◆ Records from a data source:

*** Block opens ***

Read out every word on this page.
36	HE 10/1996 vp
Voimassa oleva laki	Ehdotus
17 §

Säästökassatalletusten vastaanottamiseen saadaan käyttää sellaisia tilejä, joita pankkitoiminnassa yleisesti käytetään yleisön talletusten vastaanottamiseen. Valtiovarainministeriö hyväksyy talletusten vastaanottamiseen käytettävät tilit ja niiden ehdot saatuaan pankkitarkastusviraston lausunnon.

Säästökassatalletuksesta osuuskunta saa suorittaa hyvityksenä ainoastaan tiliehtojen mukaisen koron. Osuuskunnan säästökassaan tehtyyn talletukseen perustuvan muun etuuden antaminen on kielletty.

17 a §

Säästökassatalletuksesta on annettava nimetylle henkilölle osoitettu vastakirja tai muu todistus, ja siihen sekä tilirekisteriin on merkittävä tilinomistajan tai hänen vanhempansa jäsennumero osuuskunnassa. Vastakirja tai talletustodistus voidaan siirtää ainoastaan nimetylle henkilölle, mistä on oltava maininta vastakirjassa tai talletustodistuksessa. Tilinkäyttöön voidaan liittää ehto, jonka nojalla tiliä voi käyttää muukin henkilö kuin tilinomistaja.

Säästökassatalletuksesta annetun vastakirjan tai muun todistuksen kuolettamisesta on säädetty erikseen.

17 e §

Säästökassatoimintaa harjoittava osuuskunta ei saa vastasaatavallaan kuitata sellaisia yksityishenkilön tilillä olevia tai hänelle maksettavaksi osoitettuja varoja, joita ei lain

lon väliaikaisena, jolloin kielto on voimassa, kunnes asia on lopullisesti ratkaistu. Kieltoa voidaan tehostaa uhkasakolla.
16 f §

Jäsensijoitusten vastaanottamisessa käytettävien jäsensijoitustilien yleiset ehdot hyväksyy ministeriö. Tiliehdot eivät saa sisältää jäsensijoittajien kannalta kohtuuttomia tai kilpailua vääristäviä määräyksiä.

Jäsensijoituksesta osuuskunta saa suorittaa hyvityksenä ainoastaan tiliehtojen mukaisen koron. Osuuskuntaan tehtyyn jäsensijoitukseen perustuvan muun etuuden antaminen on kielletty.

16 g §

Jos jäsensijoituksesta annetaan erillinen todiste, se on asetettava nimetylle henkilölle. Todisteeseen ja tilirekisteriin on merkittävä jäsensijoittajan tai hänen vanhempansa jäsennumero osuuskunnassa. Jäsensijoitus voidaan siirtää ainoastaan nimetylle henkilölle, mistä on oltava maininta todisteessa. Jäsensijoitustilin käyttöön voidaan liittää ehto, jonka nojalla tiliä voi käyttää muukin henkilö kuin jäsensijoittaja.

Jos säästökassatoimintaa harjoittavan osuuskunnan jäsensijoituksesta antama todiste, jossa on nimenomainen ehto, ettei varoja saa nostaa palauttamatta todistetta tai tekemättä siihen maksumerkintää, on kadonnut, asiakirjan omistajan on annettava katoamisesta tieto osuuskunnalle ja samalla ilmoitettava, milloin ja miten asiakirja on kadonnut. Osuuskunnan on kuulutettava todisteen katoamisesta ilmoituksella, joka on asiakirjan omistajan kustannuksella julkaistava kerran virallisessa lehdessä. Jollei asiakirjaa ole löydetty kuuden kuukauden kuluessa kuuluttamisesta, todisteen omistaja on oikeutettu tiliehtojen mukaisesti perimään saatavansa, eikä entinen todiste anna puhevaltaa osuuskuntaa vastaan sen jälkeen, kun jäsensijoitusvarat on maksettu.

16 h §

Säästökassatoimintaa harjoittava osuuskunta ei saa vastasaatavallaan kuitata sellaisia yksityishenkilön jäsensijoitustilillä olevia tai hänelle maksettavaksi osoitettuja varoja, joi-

*** Block closes ***

◆ About this exercise: Word for word, write out the data.

◆ Written response:
Read out every word on this page.
36	HE 10/1996 vp
Voimassa oleva laki	Ehdotus
17 §

Säästökassatalletusten vastaanottamiseen saadaan käyttää sellaisia tilejä, joita pankkitoiminnassa yleisesti käytetään yleisön talletusten vastaanottamiseen. Valtiovarainministeriö hyväksyy talletusten vastaanottamiseen käytettävät tilit ja niiden ehdot saatuaan pankkitarkastusviraston lausunnon.

Säästökassatalletuksesta osuuskunta saa suorittaa hyvityksenä ainoastaan tiliehtojen mukaisen koron. Osuuskunnan säästökassaan tehtyyn talletukseen perustuvan muun etuuden antaminen on kielletty.

17 a §

Säästökassatalletuksesta on annettava nimetylle henkilölle osoitettu vastakirja tai muu todistus, ja siihen sekä tilirekisteriin on merkittävä tilinomistajan tai hänen vanhempansa jäsennumero osuuskunnassa. Vastakirja tai talletustodistus voidaan siirtää ainoastaan nimetylle henkilölle, mistä on oltava maininta vastakirjassa tai talletustodistuksessa. Tilinkäyttöön voidaan liittää ehto, jonka nojalla tiliä voi käyttää muukin henkilö kuin tilinomistaja.

Säästökassatalletuksesta annetun vastakirjan tai muun todistuksen kuolettamisesta on säädetty erikseen.

17 e §

Säästökassatoimintaa harjoittava osuuskunta ei saa vastasaatavallaan kuitata sellaisia yksityishenkilön tilillä olevia tai hänelle maksettavaksi osoitettuja varoja, joita ei lain

lon väliaikaisena, jolloin kielto on voimassa, kunnes asia on lopullisesti ratkaistu. Kieltoa voidaan tehostaa uhkasakolla.
16 f §

Jäsensijoitusten vastaanottamisessa käytettävien jäsensijoitustilien yleiset ehdot hyväksyy ministeriö. Tiliehdot eivät saa sisältää jäsensijoittajien kannalta kohtuuttomia tai kilpailua vääristäviä määräyksiä.

Jäsensijoituksesta osuuskunta saa suorittaa hyvityksenä ainoastaan tiliehtojen mukaisen koron. Osuuskuntaan tehtyyn jäsensijoitukseen perustuvan muun etuuden antaminen on kielletty.

16 g §

Jos jäsensijoituksesta annetaan erillinen todiste, se on asetettava nimetylle henkilölle. Todisteeseen ja tilirekisteriin on merkittävä jäsensijoittajan tai hänen vanhempansa jäsennumero osuuskunnassa. Jäsensijoitus voidaan siirtää ainoastaan nimetylle henkilölle, mistä on oltava maininta todisteessa. Jäsensijoitustilin käyttöön voidaan liittää ehto, jonka nojalla tiliä voi käyttää muukin henkilö kuin jäsensijoittaja.

Jos säästökassatoimintaa harjoittavan osuuskunnan jäsensijoituksesta antama todiste, jossa on nimenomainen ehto, ettei varoja saa nostaa palauttamatta todistetta tai tekemättä siihen maksumerkintää, on kadonnut, asiakirjan omistajan on annettava katoamisesta tieto osuuskunnalle ja samalla ilmoitettava, milloin ja miten asiakirja on kadonnut. Osuuskunnan on kuulutettava todisteen katoamisesta ilmoituksella, joka on asiakirjan omistajan kustannuksella julkaistava kerran virallisessa lehdessä. Jollei asiakirjaa ole löydetty kuuden kuukauden kuluessa kuuluttamisesta, todisteen omistaja on oikeutettu tiliehtojen mukaisesti perimään saatavansa, eikä entinen todiste anna puhevaltaa osuuskuntaa vastaan sen jälkeen, kun jäsensijoitusvarat on maksettu.

16 h §

Säästökassatoimintaa harjoittava osuuskunta ei saa vastasaatavallaan kuitata sellaisia yksityishenkilön jäsensijoitustilillä olevia tai hänelle maksettavaksi osoitettuja varoja, joi-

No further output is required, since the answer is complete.